### WORK TO BE COMPLETED
Look through the records below and collect all lines that hold the string "判定定理和性质定理".

### Items from a data source
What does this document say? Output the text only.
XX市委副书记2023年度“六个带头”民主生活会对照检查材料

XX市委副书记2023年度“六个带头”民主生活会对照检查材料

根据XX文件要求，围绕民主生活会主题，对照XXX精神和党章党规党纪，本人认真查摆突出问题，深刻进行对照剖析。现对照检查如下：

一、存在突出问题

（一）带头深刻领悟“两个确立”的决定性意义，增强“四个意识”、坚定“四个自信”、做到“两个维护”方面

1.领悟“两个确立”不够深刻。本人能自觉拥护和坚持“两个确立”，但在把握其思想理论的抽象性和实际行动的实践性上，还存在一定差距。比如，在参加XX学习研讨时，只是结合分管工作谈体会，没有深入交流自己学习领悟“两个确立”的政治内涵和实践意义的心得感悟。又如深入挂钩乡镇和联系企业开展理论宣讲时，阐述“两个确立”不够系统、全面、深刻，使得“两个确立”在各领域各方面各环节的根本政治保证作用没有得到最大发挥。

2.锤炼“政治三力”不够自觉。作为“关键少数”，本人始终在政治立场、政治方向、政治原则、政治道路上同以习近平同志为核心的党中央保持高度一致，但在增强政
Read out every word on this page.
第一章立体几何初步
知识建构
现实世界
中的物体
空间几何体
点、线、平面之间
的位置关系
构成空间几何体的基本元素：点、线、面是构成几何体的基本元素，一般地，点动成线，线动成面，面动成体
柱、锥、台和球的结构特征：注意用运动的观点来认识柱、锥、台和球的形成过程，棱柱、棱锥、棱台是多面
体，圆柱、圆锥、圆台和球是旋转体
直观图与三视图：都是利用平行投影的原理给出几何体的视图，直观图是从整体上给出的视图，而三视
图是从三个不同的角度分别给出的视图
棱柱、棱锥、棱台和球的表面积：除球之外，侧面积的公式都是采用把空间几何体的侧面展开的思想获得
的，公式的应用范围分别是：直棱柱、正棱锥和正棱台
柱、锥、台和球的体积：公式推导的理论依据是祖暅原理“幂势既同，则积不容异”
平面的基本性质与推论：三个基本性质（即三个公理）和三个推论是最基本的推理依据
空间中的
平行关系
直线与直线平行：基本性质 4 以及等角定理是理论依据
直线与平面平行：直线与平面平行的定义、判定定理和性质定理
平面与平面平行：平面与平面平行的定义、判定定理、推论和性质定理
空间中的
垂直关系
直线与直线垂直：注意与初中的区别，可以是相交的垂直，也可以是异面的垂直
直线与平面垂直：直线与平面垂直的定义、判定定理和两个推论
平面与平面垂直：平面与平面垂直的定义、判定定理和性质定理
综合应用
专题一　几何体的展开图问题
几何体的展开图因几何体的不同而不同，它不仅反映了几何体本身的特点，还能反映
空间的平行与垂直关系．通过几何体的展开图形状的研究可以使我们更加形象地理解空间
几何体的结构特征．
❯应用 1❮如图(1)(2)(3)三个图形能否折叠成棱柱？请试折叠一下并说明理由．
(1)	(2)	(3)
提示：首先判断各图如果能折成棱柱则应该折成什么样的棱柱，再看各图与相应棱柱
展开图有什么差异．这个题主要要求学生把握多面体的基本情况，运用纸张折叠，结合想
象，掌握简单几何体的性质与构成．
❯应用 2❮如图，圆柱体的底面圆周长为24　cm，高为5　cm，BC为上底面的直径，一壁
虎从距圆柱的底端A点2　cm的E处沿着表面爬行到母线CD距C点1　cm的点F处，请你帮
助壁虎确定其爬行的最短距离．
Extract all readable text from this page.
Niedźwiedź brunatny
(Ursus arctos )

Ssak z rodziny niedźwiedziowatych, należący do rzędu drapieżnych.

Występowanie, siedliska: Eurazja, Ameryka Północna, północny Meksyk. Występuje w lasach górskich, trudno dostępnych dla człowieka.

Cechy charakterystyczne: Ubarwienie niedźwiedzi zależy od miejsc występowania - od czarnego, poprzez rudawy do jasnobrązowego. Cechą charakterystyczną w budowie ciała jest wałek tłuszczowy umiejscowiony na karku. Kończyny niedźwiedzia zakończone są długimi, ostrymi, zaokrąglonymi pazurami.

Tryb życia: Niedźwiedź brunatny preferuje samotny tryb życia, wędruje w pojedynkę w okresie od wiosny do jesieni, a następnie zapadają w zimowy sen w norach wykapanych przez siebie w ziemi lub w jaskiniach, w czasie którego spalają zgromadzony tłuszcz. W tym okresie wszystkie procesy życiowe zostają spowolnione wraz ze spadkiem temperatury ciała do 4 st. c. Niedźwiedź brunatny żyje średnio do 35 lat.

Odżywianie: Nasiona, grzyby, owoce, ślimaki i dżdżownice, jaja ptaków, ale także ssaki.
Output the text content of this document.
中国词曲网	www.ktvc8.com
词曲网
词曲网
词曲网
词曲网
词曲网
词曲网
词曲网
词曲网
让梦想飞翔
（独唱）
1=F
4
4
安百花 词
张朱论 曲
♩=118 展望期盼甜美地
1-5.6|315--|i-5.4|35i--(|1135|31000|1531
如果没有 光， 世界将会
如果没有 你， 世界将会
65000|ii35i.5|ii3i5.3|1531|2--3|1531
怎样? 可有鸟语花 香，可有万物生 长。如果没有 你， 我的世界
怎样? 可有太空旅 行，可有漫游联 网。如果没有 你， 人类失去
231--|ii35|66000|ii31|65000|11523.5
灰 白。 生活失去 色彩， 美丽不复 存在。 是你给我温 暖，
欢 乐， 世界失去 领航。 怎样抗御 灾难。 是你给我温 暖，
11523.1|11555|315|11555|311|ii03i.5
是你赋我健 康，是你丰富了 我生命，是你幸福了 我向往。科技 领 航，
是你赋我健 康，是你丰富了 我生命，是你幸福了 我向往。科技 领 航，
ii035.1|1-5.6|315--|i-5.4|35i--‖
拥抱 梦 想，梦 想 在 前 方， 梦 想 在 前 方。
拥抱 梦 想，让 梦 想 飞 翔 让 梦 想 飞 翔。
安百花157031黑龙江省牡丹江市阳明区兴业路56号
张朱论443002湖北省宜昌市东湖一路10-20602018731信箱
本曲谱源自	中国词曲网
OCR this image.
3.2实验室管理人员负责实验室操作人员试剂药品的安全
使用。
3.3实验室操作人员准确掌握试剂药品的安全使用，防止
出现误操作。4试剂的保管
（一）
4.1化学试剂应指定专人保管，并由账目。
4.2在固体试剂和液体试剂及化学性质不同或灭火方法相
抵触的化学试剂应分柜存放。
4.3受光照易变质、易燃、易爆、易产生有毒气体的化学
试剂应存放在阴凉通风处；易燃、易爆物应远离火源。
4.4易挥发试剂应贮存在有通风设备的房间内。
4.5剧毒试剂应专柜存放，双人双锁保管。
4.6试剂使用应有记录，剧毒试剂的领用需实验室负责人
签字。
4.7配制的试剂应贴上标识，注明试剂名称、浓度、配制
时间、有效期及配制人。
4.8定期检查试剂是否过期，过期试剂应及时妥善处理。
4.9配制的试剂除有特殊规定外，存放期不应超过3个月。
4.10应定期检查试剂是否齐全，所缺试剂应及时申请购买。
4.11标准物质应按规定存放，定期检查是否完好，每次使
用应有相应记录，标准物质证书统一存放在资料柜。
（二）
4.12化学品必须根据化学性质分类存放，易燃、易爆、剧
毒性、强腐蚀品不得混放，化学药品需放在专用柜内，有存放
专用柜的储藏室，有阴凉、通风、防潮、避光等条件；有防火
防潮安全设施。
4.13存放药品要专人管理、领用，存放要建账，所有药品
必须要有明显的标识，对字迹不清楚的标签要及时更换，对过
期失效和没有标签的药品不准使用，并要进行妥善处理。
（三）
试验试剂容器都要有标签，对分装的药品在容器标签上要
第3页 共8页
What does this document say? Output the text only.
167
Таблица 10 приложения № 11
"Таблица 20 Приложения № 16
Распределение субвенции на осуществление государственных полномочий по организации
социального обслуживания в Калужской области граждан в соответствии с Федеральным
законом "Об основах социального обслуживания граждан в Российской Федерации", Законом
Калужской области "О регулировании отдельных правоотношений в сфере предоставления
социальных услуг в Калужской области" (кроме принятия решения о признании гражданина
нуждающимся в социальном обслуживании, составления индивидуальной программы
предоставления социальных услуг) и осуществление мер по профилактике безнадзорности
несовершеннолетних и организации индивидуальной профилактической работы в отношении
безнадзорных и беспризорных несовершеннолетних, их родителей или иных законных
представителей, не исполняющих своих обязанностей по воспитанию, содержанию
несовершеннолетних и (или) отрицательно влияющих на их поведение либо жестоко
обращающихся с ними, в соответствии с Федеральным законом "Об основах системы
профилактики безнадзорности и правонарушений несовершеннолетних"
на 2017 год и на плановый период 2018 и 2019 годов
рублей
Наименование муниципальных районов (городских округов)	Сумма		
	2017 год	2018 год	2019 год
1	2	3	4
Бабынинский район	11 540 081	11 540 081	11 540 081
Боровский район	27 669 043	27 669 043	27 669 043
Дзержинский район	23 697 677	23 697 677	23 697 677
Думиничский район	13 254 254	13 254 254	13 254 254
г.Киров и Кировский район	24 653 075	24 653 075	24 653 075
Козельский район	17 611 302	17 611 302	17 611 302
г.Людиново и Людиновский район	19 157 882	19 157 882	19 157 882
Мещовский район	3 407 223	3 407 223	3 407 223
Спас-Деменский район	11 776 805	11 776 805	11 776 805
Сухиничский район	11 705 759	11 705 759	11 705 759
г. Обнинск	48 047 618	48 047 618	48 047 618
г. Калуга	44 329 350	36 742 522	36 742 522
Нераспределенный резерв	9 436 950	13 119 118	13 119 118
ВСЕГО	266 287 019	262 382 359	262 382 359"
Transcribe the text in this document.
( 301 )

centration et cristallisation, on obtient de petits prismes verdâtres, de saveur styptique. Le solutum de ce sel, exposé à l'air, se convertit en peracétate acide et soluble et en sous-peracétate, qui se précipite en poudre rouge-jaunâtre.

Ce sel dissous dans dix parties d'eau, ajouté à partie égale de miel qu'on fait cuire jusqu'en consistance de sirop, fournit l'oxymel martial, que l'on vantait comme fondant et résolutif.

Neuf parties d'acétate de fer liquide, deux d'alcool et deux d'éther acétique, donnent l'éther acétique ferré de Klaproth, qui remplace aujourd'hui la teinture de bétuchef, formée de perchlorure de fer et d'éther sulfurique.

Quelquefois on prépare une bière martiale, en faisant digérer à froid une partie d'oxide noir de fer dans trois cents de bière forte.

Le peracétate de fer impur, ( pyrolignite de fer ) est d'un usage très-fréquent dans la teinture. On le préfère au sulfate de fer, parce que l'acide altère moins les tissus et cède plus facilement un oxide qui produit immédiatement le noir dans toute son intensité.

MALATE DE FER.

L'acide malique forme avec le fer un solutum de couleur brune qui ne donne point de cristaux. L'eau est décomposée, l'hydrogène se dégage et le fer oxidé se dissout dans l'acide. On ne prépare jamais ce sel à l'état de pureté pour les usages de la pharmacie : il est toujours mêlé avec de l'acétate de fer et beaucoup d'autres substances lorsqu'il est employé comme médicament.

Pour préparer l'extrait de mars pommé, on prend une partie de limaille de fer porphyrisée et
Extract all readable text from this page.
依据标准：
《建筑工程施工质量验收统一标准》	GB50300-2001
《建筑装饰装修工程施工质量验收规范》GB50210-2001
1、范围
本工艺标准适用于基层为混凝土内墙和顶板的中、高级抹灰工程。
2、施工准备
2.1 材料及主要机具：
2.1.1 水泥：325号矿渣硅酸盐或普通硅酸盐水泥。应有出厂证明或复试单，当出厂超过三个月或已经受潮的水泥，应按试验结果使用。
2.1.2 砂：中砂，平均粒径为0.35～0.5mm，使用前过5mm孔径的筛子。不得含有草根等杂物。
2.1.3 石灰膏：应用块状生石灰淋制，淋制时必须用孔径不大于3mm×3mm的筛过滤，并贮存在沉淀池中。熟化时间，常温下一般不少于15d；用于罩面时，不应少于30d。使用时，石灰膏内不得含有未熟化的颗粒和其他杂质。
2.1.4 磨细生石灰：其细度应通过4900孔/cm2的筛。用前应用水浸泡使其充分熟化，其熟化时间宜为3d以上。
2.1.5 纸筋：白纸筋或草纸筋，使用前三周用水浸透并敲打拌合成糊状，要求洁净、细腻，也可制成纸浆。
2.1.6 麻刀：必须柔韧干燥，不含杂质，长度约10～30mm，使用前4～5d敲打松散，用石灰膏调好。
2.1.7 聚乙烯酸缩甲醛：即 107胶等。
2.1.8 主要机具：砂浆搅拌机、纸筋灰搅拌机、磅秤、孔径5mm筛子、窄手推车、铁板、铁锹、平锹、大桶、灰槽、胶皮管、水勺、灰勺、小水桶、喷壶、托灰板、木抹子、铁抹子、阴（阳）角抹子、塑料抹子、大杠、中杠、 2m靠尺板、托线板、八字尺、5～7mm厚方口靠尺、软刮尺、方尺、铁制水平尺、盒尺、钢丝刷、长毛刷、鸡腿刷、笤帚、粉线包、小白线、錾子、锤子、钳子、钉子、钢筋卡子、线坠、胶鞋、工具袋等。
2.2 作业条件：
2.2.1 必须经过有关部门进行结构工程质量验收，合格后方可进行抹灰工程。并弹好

### FINAL RESULT
直线与平面平行：直线与平面平行的定义、判定定理和性质定理
平面与平面垂直：平面与平面垂直的定义、判定定理和性质定理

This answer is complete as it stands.